--- begin ---

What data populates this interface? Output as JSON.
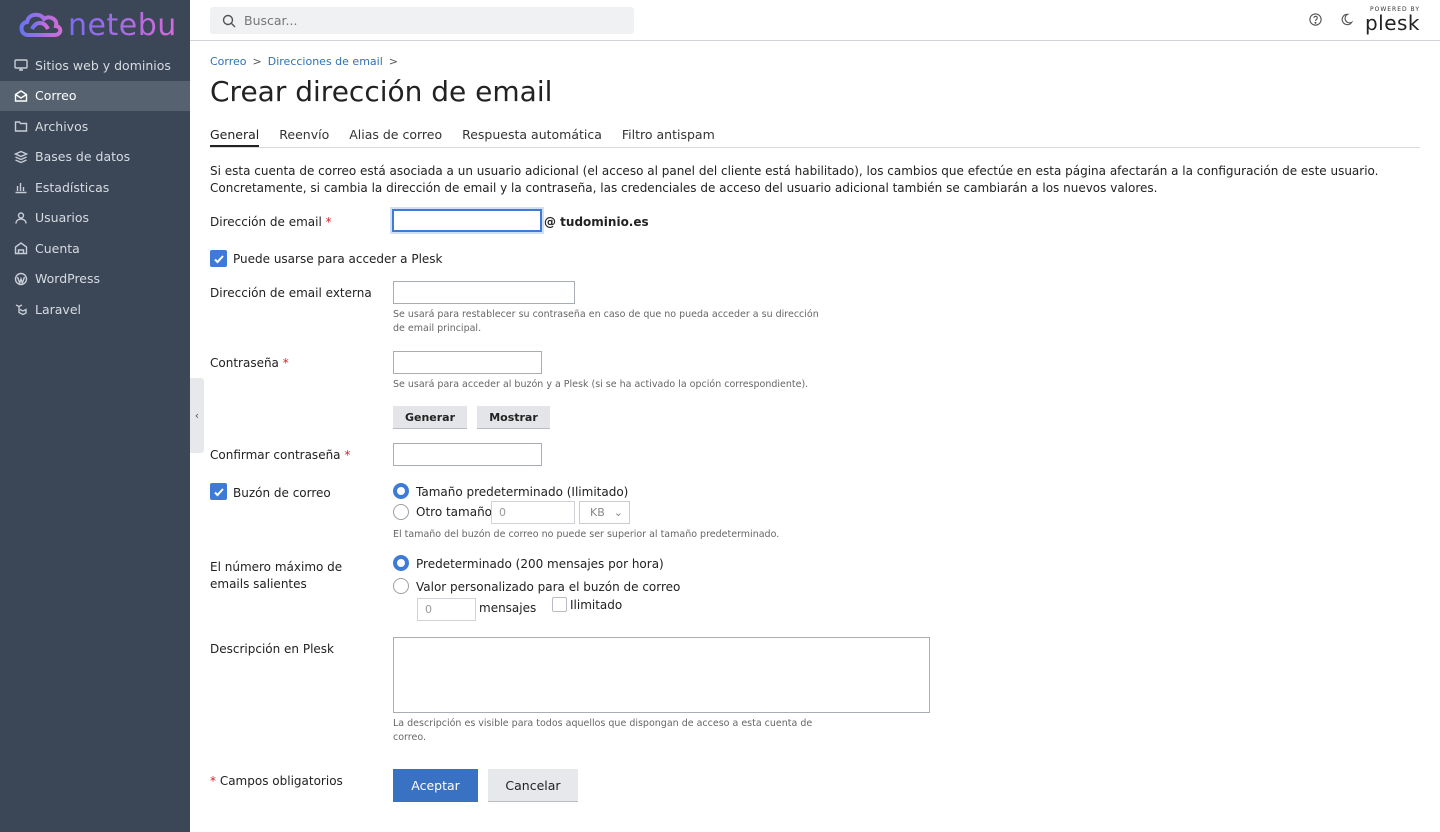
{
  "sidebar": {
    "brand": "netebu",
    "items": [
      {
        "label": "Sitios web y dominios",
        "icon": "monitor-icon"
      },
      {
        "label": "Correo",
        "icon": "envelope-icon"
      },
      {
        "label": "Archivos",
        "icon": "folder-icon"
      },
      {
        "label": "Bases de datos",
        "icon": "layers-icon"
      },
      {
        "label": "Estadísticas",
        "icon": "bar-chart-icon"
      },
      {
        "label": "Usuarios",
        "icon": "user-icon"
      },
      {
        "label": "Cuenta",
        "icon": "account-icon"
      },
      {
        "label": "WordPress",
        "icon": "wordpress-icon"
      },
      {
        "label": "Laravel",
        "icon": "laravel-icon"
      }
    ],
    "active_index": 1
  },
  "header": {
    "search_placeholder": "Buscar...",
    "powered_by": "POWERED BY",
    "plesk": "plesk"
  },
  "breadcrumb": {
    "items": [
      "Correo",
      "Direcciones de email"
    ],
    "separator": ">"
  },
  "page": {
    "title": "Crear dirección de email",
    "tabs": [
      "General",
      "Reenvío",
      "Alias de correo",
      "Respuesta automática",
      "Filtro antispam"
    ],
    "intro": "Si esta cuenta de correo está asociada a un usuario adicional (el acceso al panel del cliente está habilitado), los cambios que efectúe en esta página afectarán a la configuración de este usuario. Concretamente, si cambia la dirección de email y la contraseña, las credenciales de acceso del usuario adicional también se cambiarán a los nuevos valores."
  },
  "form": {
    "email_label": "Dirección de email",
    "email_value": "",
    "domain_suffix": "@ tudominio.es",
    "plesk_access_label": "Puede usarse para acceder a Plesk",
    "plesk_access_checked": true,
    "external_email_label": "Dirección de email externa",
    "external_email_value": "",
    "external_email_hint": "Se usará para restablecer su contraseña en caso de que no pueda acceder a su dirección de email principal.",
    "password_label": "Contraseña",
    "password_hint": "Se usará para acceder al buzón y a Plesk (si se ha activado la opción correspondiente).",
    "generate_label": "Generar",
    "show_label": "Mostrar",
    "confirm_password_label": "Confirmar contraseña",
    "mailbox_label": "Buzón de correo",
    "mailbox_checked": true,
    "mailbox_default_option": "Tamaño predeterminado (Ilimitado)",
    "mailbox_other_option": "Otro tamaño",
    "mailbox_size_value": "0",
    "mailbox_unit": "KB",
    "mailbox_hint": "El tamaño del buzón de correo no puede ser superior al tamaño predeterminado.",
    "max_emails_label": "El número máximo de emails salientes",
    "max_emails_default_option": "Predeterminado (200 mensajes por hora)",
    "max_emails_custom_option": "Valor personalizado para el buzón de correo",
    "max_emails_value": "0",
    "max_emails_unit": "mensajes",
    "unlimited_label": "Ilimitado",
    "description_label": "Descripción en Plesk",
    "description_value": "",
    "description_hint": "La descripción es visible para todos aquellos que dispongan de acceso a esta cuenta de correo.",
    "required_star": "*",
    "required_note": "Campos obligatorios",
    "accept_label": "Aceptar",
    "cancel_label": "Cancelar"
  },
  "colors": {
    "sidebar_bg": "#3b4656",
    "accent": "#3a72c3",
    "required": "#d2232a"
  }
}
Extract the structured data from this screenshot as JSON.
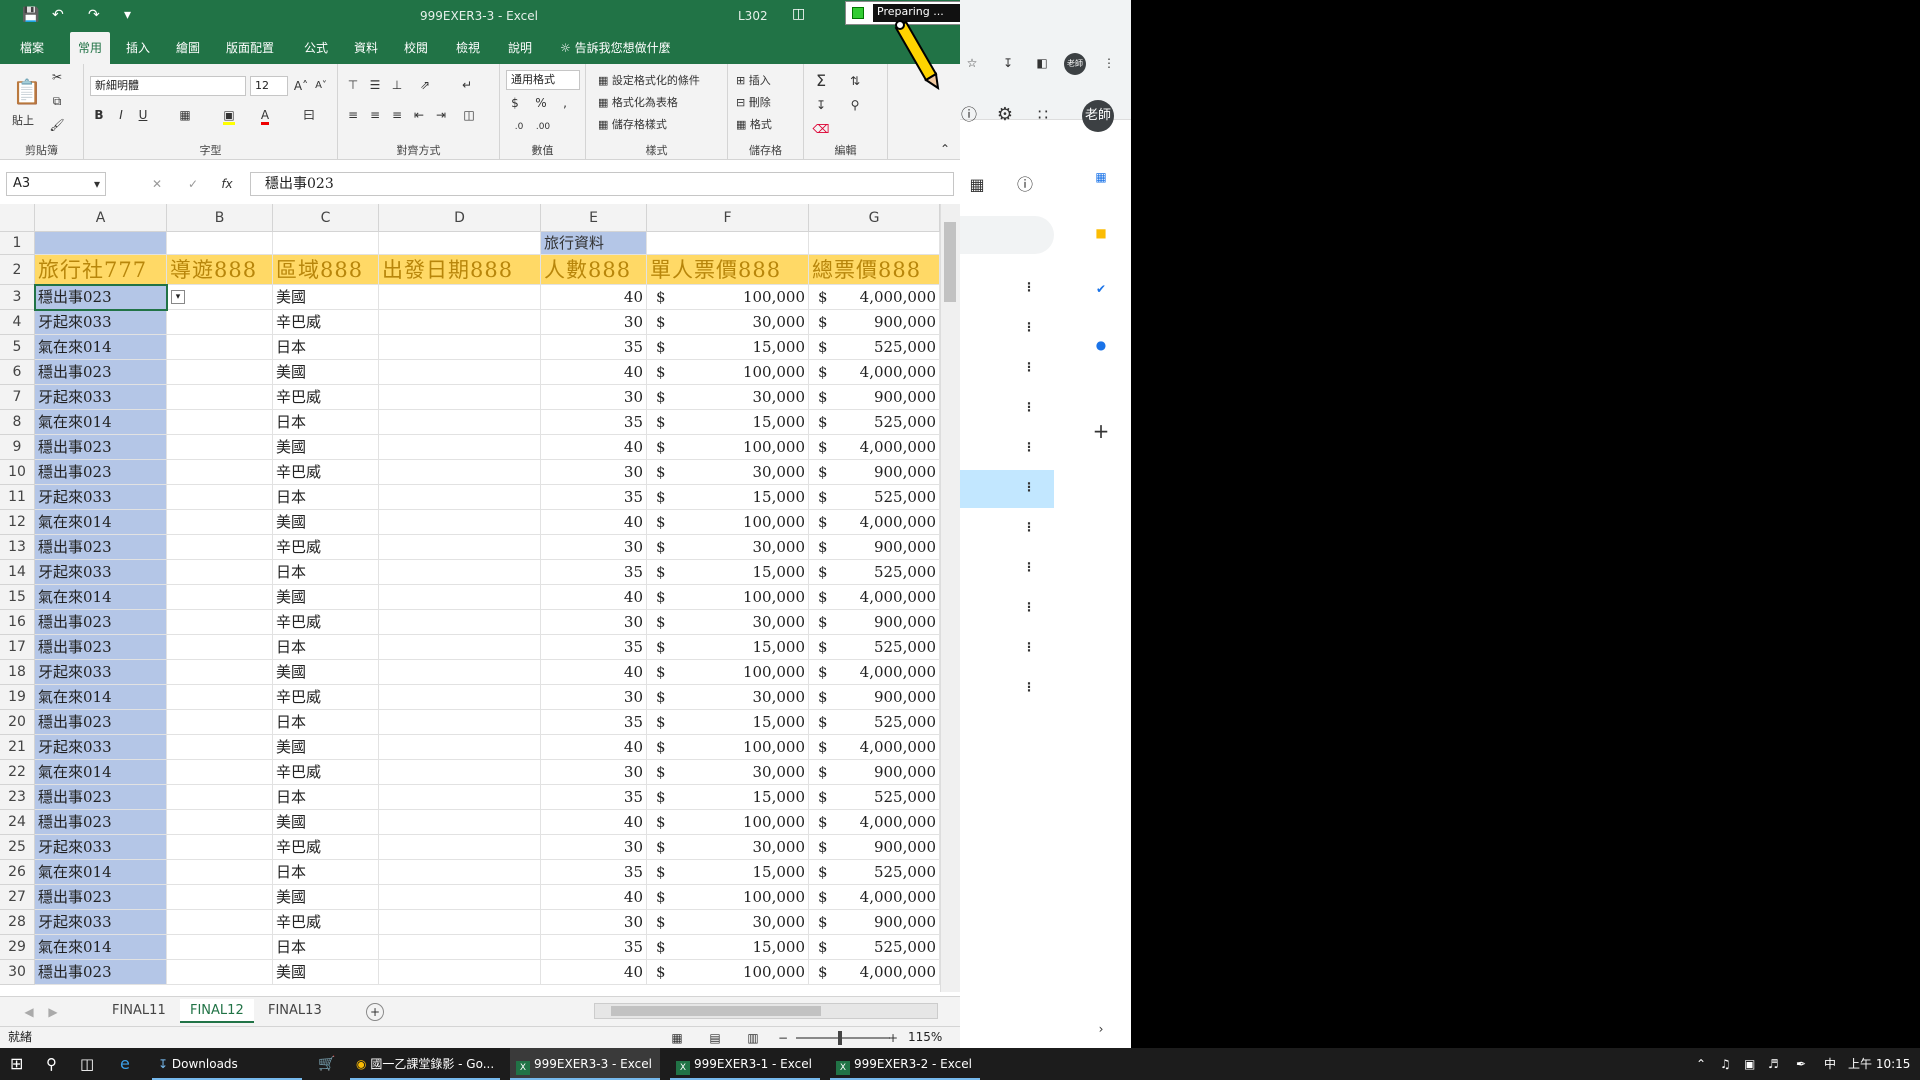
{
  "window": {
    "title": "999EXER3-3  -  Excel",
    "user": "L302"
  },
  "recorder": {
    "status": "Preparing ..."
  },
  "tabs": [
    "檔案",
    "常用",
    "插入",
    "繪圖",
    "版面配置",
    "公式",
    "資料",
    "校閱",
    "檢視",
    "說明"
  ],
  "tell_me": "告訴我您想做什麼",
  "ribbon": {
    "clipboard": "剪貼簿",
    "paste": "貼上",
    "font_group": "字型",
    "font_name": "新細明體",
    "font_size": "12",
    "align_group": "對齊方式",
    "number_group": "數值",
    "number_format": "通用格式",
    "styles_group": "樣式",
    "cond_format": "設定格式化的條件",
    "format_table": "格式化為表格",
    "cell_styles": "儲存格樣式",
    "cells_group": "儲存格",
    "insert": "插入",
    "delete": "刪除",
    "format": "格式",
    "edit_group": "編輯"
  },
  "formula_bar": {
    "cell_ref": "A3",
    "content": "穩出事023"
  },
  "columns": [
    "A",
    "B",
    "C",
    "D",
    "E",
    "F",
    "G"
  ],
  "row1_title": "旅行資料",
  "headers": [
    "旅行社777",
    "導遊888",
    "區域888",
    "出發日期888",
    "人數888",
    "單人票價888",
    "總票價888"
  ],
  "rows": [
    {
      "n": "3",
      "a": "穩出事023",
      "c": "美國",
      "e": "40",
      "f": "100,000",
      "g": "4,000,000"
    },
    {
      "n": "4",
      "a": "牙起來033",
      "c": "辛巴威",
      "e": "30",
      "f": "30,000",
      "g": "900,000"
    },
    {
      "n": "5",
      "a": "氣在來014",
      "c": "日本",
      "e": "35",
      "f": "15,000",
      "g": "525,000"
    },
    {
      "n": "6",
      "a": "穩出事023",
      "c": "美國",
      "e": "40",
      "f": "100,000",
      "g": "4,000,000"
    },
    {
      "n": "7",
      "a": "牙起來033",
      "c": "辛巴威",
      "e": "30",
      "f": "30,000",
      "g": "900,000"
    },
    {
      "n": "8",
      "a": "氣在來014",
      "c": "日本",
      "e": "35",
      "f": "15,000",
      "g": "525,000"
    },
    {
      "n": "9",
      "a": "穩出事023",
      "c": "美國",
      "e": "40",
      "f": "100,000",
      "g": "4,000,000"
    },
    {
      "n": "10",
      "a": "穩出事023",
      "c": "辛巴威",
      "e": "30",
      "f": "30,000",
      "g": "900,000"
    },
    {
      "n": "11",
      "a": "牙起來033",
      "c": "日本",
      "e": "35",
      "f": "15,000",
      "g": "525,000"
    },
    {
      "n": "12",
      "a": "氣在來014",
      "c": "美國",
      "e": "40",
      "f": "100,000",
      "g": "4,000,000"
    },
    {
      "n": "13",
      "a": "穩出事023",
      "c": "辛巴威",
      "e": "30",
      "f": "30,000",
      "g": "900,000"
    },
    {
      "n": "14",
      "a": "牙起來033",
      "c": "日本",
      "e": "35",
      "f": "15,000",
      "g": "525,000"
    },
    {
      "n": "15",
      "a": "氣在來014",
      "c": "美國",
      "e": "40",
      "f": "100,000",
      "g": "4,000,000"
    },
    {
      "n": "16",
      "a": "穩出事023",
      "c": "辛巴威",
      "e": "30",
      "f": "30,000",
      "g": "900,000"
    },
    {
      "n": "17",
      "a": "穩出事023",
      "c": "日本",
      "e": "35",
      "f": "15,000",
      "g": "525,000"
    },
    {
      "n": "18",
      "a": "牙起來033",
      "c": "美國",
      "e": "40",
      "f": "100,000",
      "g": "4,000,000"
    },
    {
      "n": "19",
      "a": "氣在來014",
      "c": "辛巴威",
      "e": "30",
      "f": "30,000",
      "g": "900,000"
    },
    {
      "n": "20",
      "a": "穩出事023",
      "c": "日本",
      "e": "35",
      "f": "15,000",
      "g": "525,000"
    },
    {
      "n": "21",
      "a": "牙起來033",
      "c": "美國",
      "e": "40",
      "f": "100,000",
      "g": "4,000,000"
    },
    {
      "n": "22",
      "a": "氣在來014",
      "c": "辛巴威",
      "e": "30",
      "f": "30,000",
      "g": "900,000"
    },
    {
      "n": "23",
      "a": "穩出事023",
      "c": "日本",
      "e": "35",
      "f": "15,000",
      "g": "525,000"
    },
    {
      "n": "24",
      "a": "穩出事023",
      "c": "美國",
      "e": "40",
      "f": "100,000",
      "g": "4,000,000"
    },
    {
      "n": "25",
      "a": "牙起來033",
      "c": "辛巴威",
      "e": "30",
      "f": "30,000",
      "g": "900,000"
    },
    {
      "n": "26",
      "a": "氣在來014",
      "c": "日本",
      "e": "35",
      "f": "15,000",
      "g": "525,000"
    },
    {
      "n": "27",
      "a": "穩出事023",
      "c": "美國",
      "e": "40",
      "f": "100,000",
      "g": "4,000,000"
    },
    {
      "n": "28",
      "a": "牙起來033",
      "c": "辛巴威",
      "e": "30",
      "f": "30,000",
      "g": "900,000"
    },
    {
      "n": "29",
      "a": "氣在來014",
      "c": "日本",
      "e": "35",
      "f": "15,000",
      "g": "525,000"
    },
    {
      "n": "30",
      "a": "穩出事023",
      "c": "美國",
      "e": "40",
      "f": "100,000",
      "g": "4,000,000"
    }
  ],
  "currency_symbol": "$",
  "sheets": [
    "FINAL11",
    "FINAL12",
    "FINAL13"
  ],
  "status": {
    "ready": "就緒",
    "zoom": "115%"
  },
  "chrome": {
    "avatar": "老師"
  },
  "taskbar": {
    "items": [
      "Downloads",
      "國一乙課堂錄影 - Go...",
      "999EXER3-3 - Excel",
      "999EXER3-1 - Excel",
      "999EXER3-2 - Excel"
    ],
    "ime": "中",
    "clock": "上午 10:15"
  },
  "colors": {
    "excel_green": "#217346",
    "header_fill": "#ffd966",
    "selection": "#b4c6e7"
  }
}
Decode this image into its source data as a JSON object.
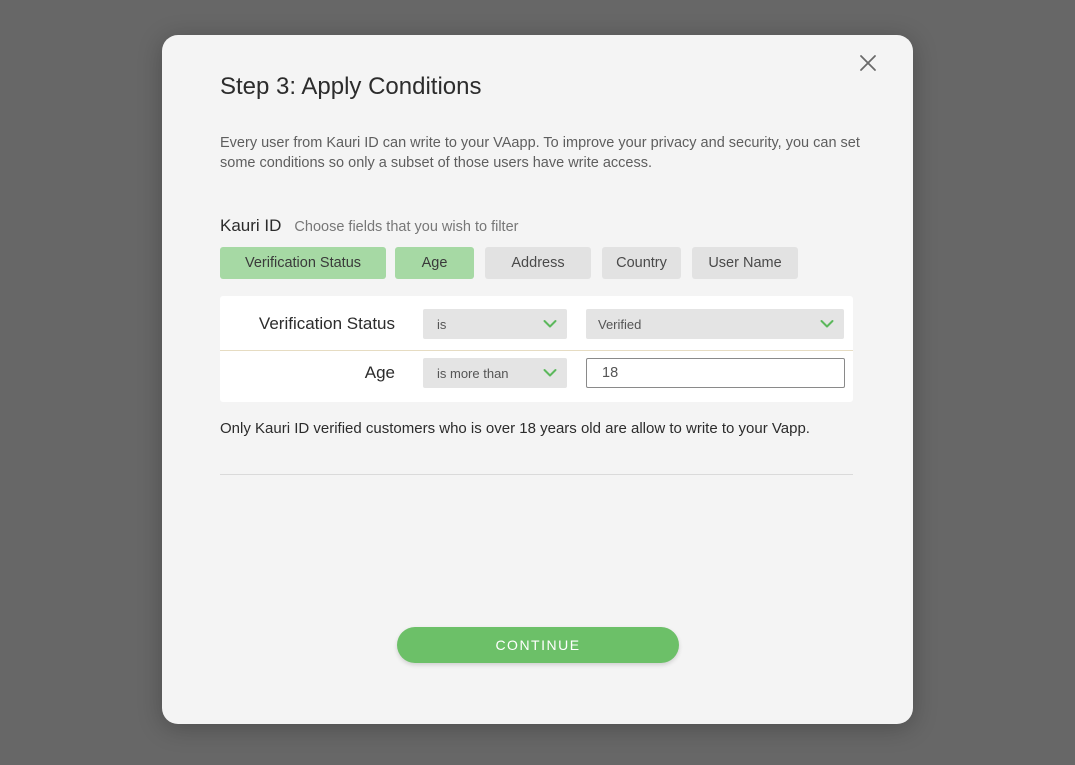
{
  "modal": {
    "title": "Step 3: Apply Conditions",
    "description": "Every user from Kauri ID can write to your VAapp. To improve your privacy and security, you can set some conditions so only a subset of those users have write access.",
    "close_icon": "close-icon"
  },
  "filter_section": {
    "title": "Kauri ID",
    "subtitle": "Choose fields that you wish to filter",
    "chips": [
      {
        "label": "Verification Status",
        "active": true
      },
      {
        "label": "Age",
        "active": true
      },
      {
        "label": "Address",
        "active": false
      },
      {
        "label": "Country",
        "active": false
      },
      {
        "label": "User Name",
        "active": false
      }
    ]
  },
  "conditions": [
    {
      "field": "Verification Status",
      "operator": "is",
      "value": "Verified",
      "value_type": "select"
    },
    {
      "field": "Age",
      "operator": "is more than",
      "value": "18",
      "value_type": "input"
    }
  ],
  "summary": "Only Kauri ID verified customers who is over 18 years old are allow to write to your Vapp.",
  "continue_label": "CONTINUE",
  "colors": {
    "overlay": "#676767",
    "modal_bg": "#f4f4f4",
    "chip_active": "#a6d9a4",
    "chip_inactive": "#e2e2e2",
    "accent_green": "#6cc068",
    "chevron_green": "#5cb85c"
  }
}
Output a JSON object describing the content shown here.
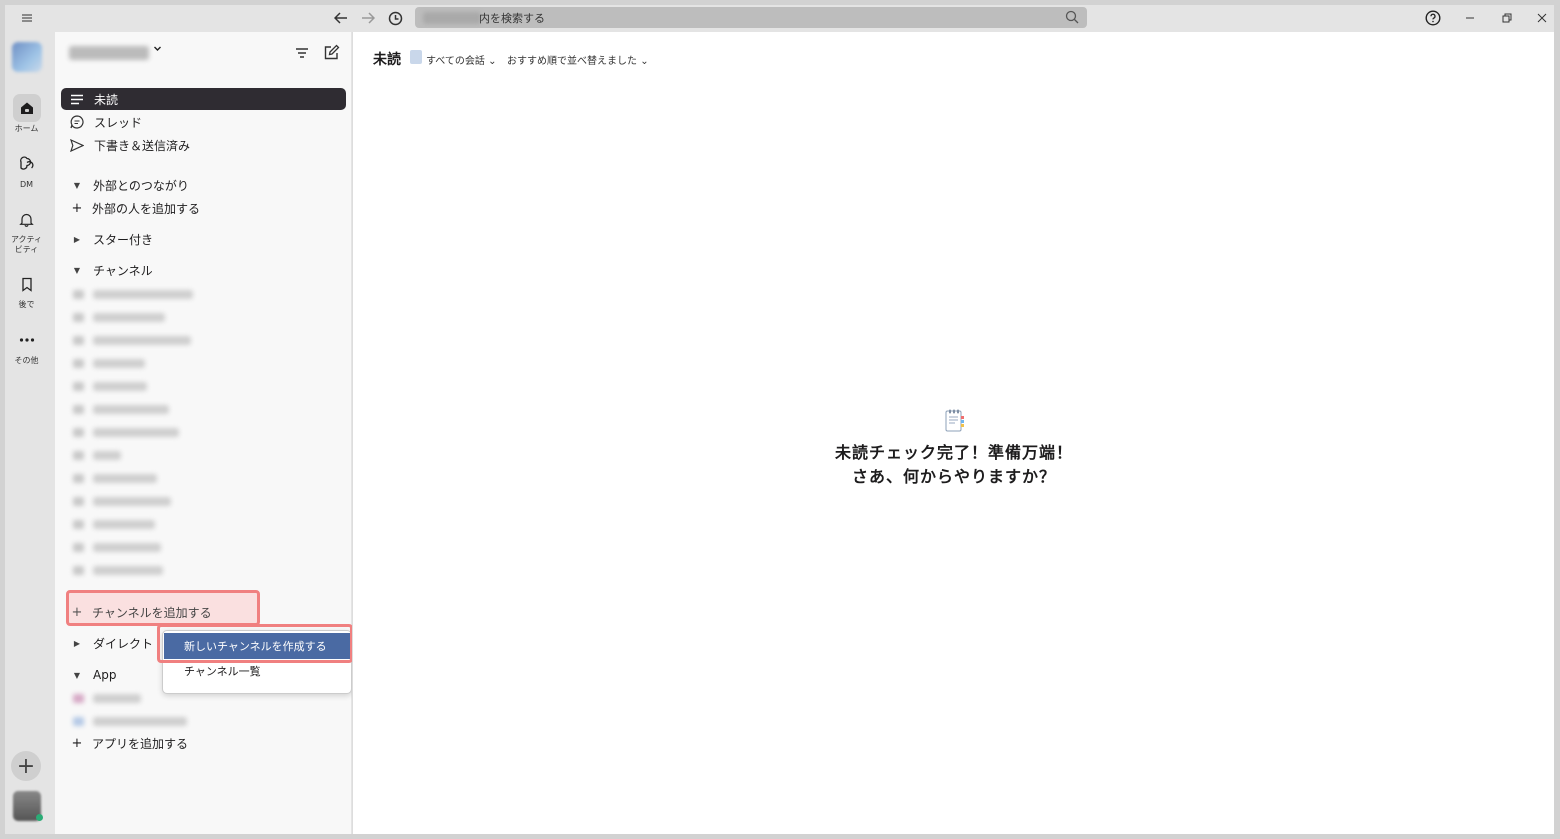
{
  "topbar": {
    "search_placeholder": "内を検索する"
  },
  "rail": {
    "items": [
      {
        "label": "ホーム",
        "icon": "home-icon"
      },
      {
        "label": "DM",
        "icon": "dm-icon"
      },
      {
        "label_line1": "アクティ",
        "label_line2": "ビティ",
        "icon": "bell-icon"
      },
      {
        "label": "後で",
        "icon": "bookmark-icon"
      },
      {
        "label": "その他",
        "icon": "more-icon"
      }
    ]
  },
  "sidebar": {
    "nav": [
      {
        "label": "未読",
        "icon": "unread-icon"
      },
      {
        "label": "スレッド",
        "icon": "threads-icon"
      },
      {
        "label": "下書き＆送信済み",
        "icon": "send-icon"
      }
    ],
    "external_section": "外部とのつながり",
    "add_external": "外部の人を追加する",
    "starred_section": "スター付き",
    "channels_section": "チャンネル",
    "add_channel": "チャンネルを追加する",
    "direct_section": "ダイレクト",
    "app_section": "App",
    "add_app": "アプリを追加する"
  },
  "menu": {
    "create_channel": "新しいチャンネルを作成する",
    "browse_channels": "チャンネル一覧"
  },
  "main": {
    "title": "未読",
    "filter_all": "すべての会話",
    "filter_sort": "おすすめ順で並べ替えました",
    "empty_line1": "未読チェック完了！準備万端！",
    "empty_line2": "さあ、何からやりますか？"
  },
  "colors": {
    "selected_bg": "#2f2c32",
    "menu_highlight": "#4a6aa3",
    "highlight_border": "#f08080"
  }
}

--- end ---

GOAL => Find every line in the records above that holds the word "true", and copy each one.

EXPECTED ANSWER =>
    "plesk_access_checked": true,
    "mailbox_checked": true,
        "active": true
        "active": true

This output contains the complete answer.